---------- Data supplied ----------

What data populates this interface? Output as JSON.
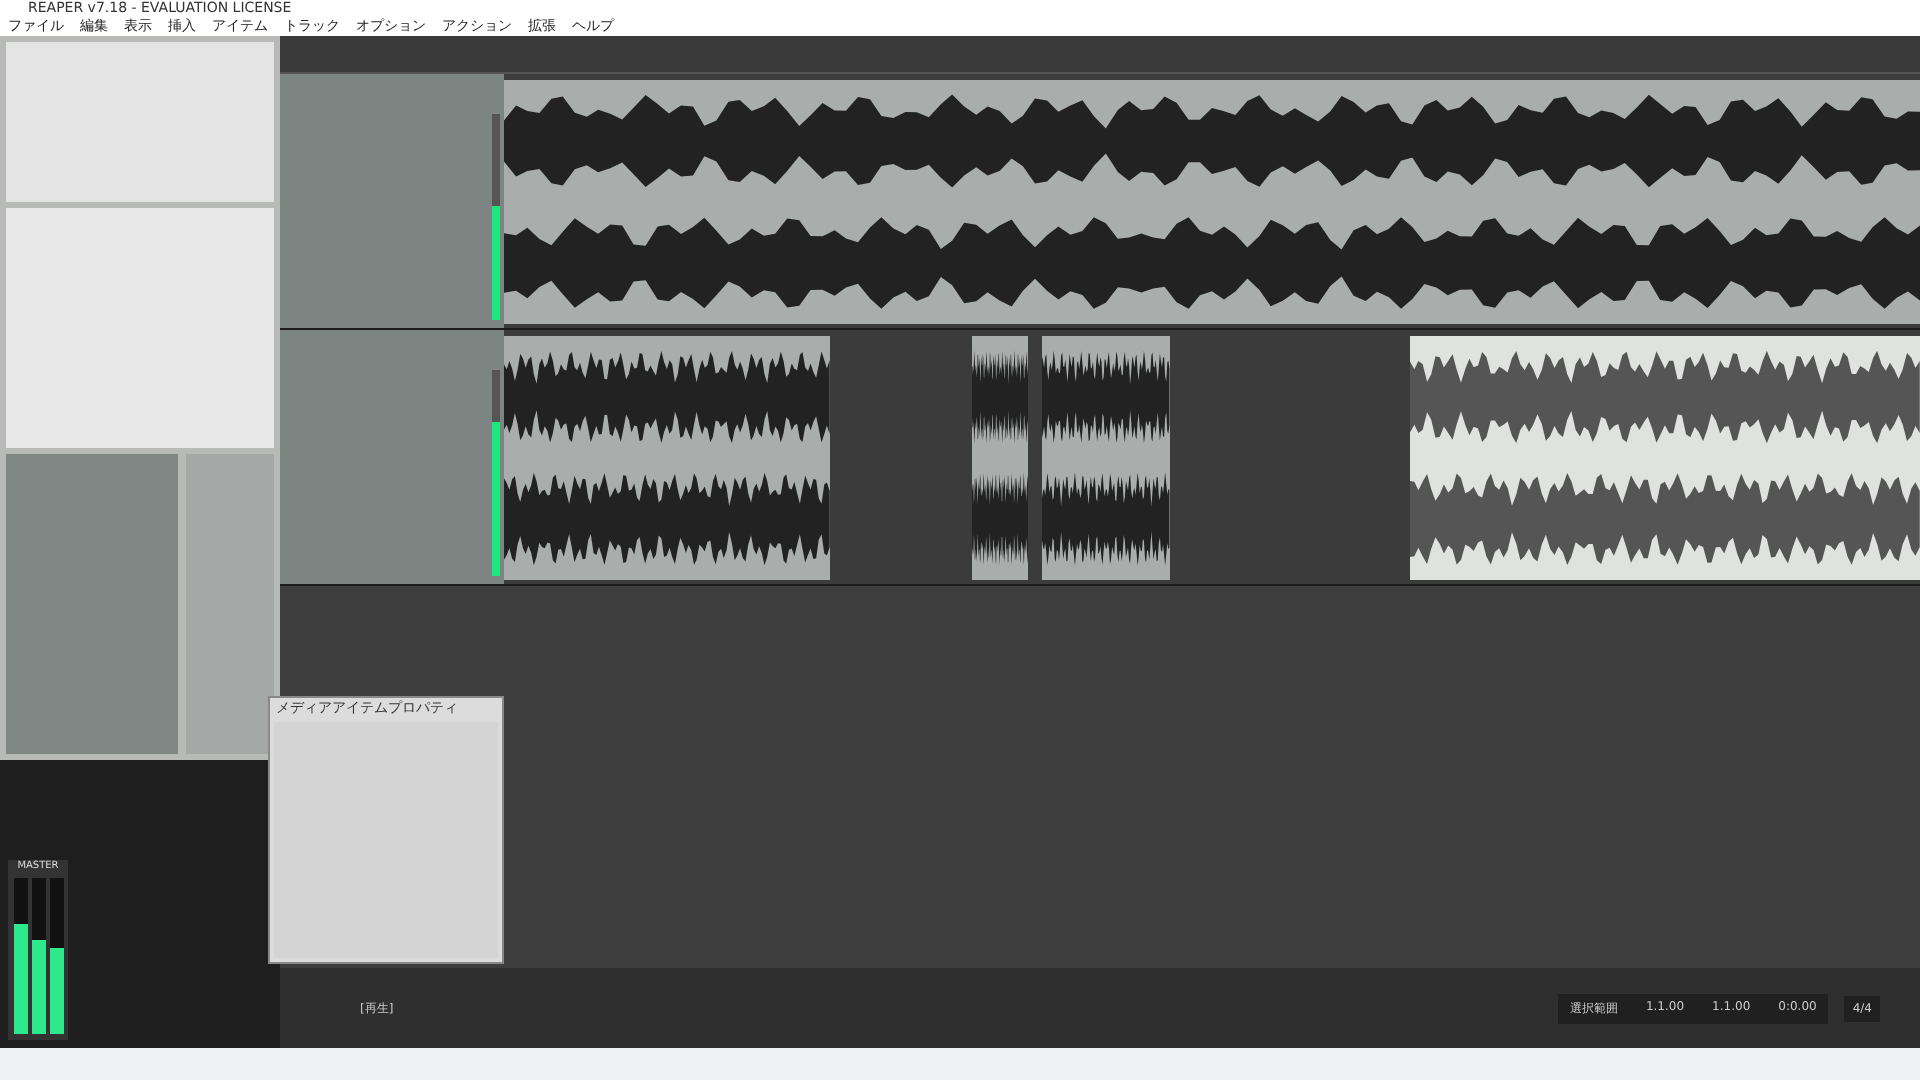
{
  "window": {
    "title": "REAPER v7.18 - EVALUATION LICENSE"
  },
  "menu": [
    "ファイル",
    "編集",
    "表示",
    "挿入",
    "アイテム",
    "トラック",
    "オプション",
    "アクション",
    "拡張",
    "ヘルプ"
  ],
  "tracks": [
    {
      "level": 0.55,
      "clips": [
        {
          "selected": false
        }
      ]
    },
    {
      "level": 0.75,
      "clips": [
        {
          "selected": false
        },
        {
          "selected": false
        },
        {
          "selected": false
        },
        {
          "selected": true
        }
      ]
    }
  ],
  "transport": {
    "state": "[再生]"
  },
  "selection": {
    "label": "選択範囲",
    "start": "1.1.00",
    "end": "1.1.00",
    "length": "0:0.00"
  },
  "time_signature": "4/4",
  "dialog": {
    "title": "メディアアイテムプロパティ"
  },
  "mixer": {
    "master_label": "MASTER",
    "meters": [
      {
        "level": 0.7
      },
      {
        "level": 0.6
      },
      {
        "level": 0.55
      }
    ]
  }
}
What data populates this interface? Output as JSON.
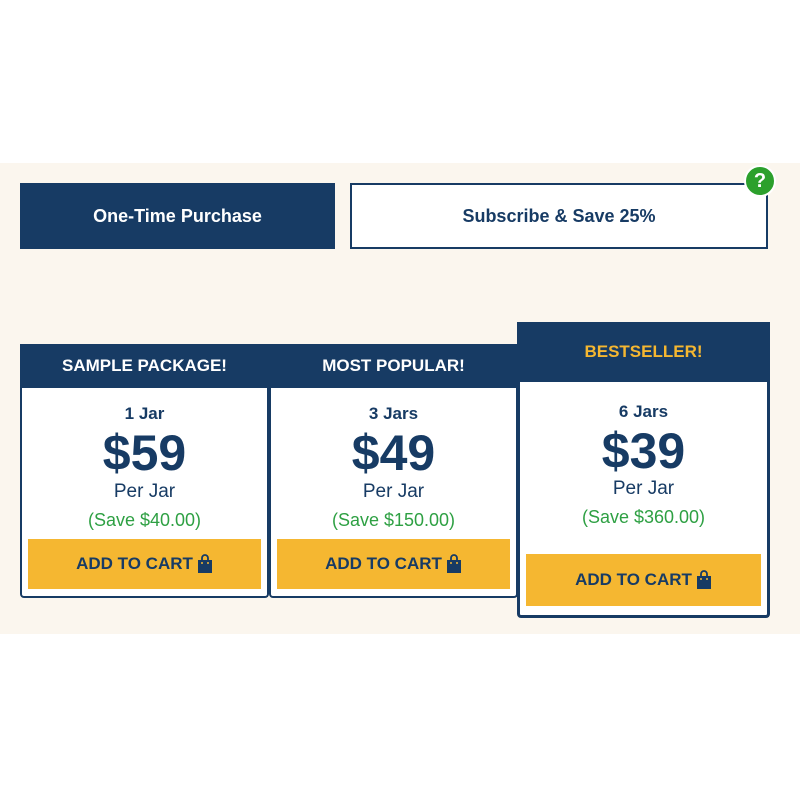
{
  "tabs": {
    "one_time": "One-Time Purchase",
    "subscribe": "Subscribe & Save 25%",
    "help_symbol": "?"
  },
  "colors": {
    "navy": "#173b64",
    "gold": "#f5b731",
    "green": "#2ea043",
    "cream": "#fbf6ee"
  },
  "packages": [
    {
      "badge": "SAMPLE PACKAGE!",
      "quantity": "1 Jar",
      "price": "$59",
      "per": "Per Jar",
      "savings": "(Save $40.00)",
      "button": "ADD TO CART",
      "icon": "shopping-bag-icon"
    },
    {
      "badge": "MOST POPULAR!",
      "quantity": "3 Jars",
      "price": "$49",
      "per": "Per Jar",
      "savings": "(Save $150.00)",
      "button": "ADD TO CART",
      "icon": "shopping-bag-icon"
    },
    {
      "badge": "BESTSELLER!",
      "quantity": "6 Jars",
      "price": "$39",
      "per": "Per Jar",
      "savings": "(Save $360.00)",
      "button": "ADD TO CART",
      "icon": "shopping-bag-icon"
    }
  ]
}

----------

● Set problem: Count the lines in which the string "level" appears, then report only that figure.

● Task solution: 5